──────── PROVIDED MATERIAL ────────

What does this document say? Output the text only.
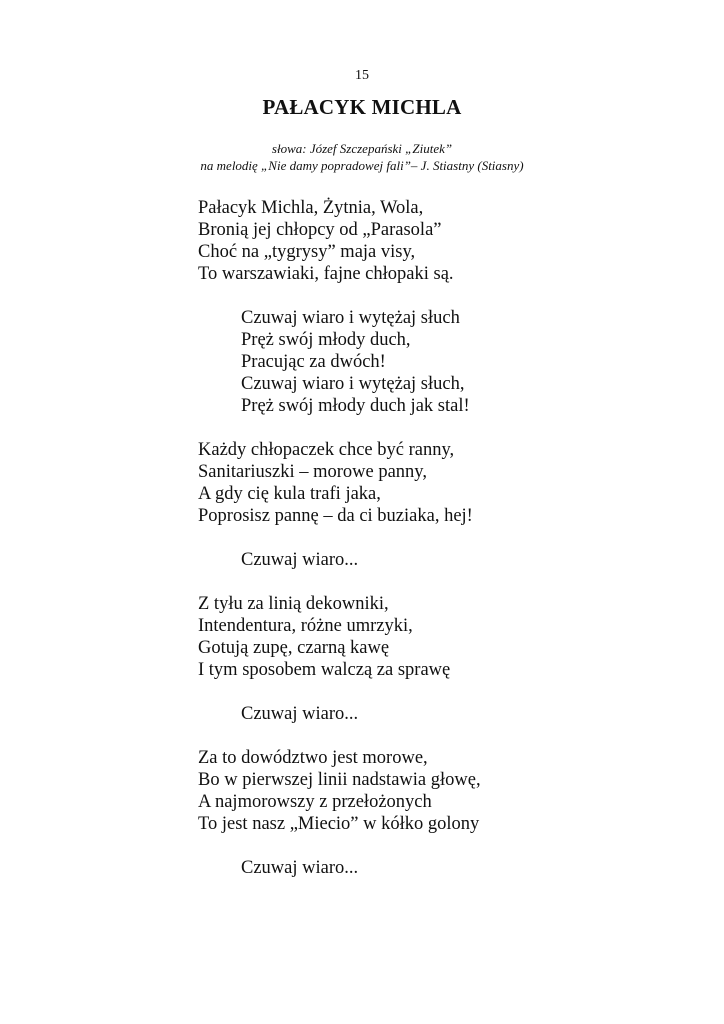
15
PAŁACYK MICHLA
słowa: Józef Szczepański „Ziutek”
na melodię „Nie damy popradowej fali”– J. Stiastny (Stiasny)
Pałacyk Michla, Żytnia, Wola,
Bronią jej chłopcy od „Parasola”
Choć na „tygrysy” maja visy,
To warszawiaki, fajne chłopaki są.
Czuwaj wiaro i wytężaj słuch
Pręż swój młody duch,
Pracując za dwóch!
Czuwaj wiaro i wytężaj słuch,
Pręż swój młody duch jak stal!
Każdy chłopaczek chce być ranny,
Sanitariuszki – morowe panny,
A gdy cię kula trafi jaka,
Poprosisz pannę – da ci buziaka, hej!
Czuwaj wiaro...
Z tyłu za linią dekowniki,
Intendentura, różne umrzyki,
Gotują zupę, czarną kawę
I tym sposobem walczą za sprawę
Czuwaj wiaro...
Za to dowództwo jest morowe,
Bo w pierwszej linii nadstawia głowę,
A najmorowszy z przełożonych
To jest nasz „Miecio” w kółko golony
Czuwaj wiaro...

────────

## CHALLENGE
Give all the entries again exactly, dropping each picture.

## SOLUTION BELOW
What does this document say? Output the text only.
15
PAŁACYK MICHLA
słowa: Józef Szczepański „Ziutek”
na melodię „Nie damy popradowej fali”– J. Stiastny (Stiasny)
Pałacyk Michla, Żytnia, Wola,
Bronią jej chłopcy od „Parasola”
Choć na „tygrysy” maja visy,
To warszawiaki, fajne chłopaki są.
Czuwaj wiaro i wytężaj słuch
Pręż swój młody duch,
Pracując za dwóch!
Czuwaj wiaro i wytężaj słuch,
Pręż swój młody duch jak stal!
Każdy chłopaczek chce być ranny,
Sanitariuszki – morowe panny,
A gdy cię kula trafi jaka,
Poprosisz pannę – da ci buziaka, hej!
Czuwaj wiaro...
Z tyłu za linią dekowniki,
Intendentura, różne umrzyki,
Gotują zupę, czarną kawę
I tym sposobem walczą za sprawę
Czuwaj wiaro...
Za to dowództwo jest morowe,
Bo w pierwszej linii nadstawia głowę,
A najmorowszy z przełożonych
To jest nasz „Miecio” w kółko golony
Czuwaj wiaro...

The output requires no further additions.